• THE EXERCISE:
Read the listing below and copy out every line that holds "icon".

• Data records:
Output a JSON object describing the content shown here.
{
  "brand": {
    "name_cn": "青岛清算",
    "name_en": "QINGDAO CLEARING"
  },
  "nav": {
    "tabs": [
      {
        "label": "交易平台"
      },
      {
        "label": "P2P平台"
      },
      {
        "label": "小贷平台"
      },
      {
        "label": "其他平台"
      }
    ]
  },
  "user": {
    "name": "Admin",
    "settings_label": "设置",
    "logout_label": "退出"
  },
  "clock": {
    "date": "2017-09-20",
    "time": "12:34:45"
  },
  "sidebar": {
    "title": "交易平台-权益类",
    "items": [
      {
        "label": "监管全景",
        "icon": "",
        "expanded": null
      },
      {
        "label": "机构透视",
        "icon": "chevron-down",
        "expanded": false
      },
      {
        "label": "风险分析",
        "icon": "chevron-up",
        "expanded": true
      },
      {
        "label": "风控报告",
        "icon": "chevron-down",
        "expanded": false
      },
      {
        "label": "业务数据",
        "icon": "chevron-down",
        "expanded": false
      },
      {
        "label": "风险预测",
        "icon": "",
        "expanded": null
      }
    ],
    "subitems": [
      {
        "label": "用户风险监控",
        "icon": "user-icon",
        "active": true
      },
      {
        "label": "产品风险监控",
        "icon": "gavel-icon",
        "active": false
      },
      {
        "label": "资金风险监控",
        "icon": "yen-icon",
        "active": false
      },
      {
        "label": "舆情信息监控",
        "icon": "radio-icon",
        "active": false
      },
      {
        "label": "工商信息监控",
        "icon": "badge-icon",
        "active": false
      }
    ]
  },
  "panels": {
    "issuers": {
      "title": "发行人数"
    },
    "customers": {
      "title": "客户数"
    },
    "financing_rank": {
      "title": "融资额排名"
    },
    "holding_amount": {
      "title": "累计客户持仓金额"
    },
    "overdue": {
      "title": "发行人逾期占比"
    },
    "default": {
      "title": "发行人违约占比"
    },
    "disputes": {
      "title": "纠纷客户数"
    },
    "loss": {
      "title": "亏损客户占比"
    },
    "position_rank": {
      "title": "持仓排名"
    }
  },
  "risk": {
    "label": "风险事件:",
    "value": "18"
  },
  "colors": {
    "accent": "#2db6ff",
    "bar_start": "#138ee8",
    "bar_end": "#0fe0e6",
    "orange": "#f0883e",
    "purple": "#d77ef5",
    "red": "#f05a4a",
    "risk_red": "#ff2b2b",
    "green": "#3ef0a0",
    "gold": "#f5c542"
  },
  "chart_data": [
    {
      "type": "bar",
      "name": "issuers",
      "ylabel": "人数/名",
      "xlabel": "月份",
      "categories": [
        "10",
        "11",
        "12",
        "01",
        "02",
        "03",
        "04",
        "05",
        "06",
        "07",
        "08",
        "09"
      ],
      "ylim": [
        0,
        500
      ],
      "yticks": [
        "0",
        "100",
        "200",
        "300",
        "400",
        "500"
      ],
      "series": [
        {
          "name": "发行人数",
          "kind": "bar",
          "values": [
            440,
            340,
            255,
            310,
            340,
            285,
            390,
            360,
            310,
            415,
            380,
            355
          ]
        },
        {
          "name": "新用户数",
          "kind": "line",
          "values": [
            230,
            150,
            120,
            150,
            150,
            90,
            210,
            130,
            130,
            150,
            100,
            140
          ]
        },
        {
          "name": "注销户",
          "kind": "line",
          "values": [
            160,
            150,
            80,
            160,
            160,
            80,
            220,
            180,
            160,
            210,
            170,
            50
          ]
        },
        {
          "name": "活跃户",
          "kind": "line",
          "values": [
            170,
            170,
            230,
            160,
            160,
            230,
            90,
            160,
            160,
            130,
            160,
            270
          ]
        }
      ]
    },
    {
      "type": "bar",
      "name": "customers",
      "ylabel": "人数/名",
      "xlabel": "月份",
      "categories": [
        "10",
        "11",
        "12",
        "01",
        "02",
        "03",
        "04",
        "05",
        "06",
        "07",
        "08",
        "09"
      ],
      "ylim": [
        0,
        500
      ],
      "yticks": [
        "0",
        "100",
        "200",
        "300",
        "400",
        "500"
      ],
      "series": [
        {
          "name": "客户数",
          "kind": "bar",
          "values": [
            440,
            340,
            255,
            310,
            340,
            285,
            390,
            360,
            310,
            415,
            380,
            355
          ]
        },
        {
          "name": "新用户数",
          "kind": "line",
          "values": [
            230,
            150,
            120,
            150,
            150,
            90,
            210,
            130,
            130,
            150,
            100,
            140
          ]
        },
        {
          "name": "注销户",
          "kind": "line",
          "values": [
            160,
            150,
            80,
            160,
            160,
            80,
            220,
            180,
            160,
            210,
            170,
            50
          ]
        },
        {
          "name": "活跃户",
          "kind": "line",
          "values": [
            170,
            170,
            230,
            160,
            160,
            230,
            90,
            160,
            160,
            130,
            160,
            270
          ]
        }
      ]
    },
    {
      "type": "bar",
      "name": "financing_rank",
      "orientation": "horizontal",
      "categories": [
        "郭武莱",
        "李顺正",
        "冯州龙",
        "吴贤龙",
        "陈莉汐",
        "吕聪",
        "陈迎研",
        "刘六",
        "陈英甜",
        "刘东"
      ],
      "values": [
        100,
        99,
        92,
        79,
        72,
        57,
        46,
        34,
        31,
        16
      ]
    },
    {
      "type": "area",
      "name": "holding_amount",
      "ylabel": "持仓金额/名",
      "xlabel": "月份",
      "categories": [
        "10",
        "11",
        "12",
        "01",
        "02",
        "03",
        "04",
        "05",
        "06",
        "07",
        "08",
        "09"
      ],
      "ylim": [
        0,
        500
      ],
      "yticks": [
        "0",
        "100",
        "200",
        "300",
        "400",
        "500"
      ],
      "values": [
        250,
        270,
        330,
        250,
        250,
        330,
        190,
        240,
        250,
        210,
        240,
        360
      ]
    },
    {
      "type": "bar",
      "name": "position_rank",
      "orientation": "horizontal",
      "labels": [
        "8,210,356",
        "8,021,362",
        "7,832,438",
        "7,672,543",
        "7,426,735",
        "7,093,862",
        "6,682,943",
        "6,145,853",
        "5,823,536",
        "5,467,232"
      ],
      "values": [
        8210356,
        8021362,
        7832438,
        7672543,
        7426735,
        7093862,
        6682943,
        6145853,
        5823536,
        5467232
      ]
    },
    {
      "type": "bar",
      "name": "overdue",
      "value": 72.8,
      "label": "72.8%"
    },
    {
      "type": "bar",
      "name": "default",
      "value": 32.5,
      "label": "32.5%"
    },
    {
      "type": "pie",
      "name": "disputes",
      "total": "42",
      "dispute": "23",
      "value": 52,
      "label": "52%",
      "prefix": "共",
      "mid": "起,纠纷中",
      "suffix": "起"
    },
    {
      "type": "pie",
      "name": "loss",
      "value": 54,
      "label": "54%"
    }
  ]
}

• TASK RESPONSE:
        "icon": "",
        "icon": "chevron-down",
        "icon": "chevron-up",
        "icon": "chevron-down",
        "icon": "chevron-down",
        "icon": "",
        "icon": "user-icon",
        "icon": "gavel-icon",
        "icon": "yen-icon",
        "icon": "radio-icon",
        "icon": "badge-icon",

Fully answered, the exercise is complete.